EXERCISE INSTRUCTIONS: Please retype all of the following entries exactly.

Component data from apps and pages
-- Opening Marker --
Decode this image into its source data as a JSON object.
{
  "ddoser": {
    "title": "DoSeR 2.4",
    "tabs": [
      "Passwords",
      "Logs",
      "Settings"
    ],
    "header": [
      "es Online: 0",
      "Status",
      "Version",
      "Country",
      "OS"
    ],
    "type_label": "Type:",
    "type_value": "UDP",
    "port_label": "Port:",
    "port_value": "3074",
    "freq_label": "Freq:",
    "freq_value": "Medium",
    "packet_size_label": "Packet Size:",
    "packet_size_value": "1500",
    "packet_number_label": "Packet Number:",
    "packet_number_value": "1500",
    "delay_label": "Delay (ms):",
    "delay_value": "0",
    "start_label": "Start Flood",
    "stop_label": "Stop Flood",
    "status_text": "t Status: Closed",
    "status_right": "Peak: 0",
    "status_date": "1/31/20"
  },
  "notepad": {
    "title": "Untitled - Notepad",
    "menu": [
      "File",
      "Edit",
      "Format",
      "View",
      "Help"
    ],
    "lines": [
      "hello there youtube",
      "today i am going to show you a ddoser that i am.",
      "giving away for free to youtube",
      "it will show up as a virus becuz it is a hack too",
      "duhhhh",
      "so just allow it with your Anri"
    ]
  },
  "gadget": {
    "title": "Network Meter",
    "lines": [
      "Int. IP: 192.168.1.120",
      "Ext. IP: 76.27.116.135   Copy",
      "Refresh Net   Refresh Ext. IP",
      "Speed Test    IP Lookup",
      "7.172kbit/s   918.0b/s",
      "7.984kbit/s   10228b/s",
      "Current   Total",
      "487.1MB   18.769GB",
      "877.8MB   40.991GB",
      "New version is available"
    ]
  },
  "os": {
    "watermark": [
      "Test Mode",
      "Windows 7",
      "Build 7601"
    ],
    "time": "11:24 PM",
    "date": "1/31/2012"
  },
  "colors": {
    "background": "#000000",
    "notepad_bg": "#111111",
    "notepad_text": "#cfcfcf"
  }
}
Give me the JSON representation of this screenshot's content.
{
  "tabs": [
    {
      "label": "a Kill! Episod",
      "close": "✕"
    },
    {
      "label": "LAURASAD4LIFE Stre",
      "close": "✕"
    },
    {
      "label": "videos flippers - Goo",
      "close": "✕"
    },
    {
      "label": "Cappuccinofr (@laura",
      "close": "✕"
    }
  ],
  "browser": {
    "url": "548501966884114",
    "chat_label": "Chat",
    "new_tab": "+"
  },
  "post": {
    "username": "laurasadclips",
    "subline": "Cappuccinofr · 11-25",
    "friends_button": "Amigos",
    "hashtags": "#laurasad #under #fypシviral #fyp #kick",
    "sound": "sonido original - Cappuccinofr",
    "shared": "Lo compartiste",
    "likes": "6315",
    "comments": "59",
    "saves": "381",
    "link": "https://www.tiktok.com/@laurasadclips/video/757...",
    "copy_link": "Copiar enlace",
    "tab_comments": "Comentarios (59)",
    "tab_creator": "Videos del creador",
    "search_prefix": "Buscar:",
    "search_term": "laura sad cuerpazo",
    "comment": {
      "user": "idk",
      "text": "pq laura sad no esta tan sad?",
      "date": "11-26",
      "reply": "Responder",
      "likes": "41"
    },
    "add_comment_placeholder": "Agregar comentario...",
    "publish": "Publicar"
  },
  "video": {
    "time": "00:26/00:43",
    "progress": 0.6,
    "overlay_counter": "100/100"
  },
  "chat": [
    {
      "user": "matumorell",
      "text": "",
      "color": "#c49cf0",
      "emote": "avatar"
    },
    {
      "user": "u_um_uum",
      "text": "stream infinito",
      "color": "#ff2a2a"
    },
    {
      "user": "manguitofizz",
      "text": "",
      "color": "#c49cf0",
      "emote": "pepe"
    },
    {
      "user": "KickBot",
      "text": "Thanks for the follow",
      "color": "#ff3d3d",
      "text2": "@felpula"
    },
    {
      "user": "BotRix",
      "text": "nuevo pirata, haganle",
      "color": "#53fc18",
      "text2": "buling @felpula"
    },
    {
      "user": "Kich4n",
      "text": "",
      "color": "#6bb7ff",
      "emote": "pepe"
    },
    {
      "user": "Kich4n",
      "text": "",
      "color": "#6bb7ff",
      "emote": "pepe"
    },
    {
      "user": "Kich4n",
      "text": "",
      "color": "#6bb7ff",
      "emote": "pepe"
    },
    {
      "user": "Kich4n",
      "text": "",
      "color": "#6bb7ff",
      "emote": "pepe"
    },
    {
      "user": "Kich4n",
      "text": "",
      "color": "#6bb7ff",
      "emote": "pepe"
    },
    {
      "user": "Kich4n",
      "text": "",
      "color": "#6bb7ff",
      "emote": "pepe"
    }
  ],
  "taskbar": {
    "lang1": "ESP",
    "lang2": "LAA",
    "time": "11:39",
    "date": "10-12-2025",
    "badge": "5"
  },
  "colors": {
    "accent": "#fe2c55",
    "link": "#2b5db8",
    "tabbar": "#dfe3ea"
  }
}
-- Closing Marker --
RESPONSE BELOW:
Decode this image into its source data as a JSON object.
{
  "ddoser": {
    "title": "DoSeR 2.4",
    "tabs": [
      "Passwords",
      "Logs",
      "Settings"
    ],
    "header": [
      "es Online: 0",
      "Status",
      "Version",
      "Country",
      "OS"
    ],
    "type_label": "Type:",
    "type_value": "UDP",
    "port_label": "Port:",
    "port_value": "3074",
    "freq_label": "Freq:",
    "freq_value": "Medium",
    "packet_size_label": "Packet Size:",
    "packet_size_value": "1500",
    "packet_number_label": "Packet Number:",
    "packet_number_value": "1500",
    "delay_label": "Delay (ms):",
    "delay_value": "0",
    "start_label": "Start Flood",
    "stop_label": "Stop Flood",
    "status_text": "t Status: Closed",
    "status_right": "Peak: 0",
    "status_date": "1/31/20"
  },
  "notepad": {
    "title": "Untitled - Notepad",
    "menu": [
      "File",
      "Edit",
      "Format",
      "View",
      "Help"
    ],
    "lines": [
      "hello there youtube",
      "today i am going to show you a ddoser that i am.",
      "giving away for free to youtube",
      "it will show up as a virus becuz it is a hack too",
      "duhhhh",
      "so just allow it with your Anri"
    ]
  },
  "gadget": {
    "title": "Network Meter",
    "lines": [
      "Int. IP: 192.168.1.120",
      "Ext. IP: 76.27.116.135   Copy",
      "Refresh Net   Refresh Ext. IP",
      "Speed Test    IP Lookup",
      "7.172kbit/s   918.0b/s",
      "7.984kbit/s   10228b/s",
      "Current   Total",
      "487.1MB   18.769GB",
      "877.8MB   40.991GB",
      "New version is available"
    ]
  },
  "os": {
    "watermark": [
      "Test Mode",
      "Windows 7",
      "Build 7601"
    ],
    "time": "11:24 PM",
    "date": "1/31/2012"
  },
  "colors": {
    "background": "#000000",
    "notepad_bg": "#111111",
    "notepad_text": "#cfcfcf"
  }
}
Give me the JSON representation of this screenshot's content.
{
  "tabs": [
    {
      "label": "a Kill! Episod",
      "close": "✕"
    },
    {
      "label": "LAURASAD4LIFE Stre",
      "close": "✕"
    },
    {
      "label": "videos flippers - Goo",
      "close": "✕"
    },
    {
      "label": "Cappuccinofr (@laura",
      "close": "✕"
    }
  ],
  "browser": {
    "url": "548501966884114",
    "chat_label": "Chat",
    "new_tab": "+"
  },
  "post": {
    "username": "laurasadclips",
    "subline": "Cappuccinofr · 11-25",
    "friends_button": "Amigos",
    "hashtags": "#laurasad #under #fypシviral #fyp #kick",
    "sound": "sonido original - Cappuccinofr",
    "shared": "Lo compartiste",
    "likes": "6315",
    "comments": "59",
    "saves": "381",
    "link": "https://www.tiktok.com/@laurasadclips/video/757...",
    "copy_link": "Copiar enlace",
    "tab_comments": "Comentarios (59)",
    "tab_creator": "Videos del creador",
    "search_prefix": "Buscar:",
    "search_term": "laura sad cuerpazo",
    "comment": {
      "user": "idk",
      "text": "pq laura sad no esta tan sad?",
      "date": "11-26",
      "reply": "Responder",
      "likes": "41"
    },
    "add_comment_placeholder": "Agregar comentario...",
    "publish": "Publicar"
  },
  "video": {
    "time": "00:26/00:43",
    "progress": 0.6,
    "overlay_counter": "100/100"
  },
  "chat": [
    {
      "user": "matumorell",
      "text": "",
      "color": "#c49cf0",
      "emote": "avatar"
    },
    {
      "user": "u_um_uum",
      "text": "stream infinito",
      "color": "#ff2a2a"
    },
    {
      "user": "manguitofizz",
      "text": "",
      "color": "#c49cf0",
      "emote": "pepe"
    },
    {
      "user": "KickBot",
      "text": "Thanks for the follow",
      "color": "#ff3d3d",
      "text2": "@felpula"
    },
    {
      "user": "BotRix",
      "text": "nuevo pirata, haganle",
      "color": "#53fc18",
      "text2": "buling @felpula"
    },
    {
      "user": "Kich4n",
      "text": "",
      "color": "#6bb7ff",
      "emote": "pepe"
    },
    {
      "user": "Kich4n",
      "text": "",
      "color": "#6bb7ff",
      "emote": "pepe"
    },
    {
      "user": "Kich4n",
      "text": "",
      "color": "#6bb7ff",
      "emote": "pepe"
    },
    {
      "user": "Kich4n",
      "text": "",
      "color": "#6bb7ff",
      "emote": "pepe"
    },
    {
      "user": "Kich4n",
      "text": "",
      "color": "#6bb7ff",
      "emote": "pepe"
    },
    {
      "user": "Kich4n",
      "text": "",
      "color": "#6bb7ff",
      "emote": "pepe"
    }
  ],
  "taskbar": {
    "lang1": "ESP",
    "lang2": "LAA",
    "time": "11:39",
    "date": "10-12-2025",
    "badge": "5"
  },
  "colors": {
    "accent": "#fe2c55",
    "link": "#2b5db8",
    "tabbar": "#dfe3ea"
  }
}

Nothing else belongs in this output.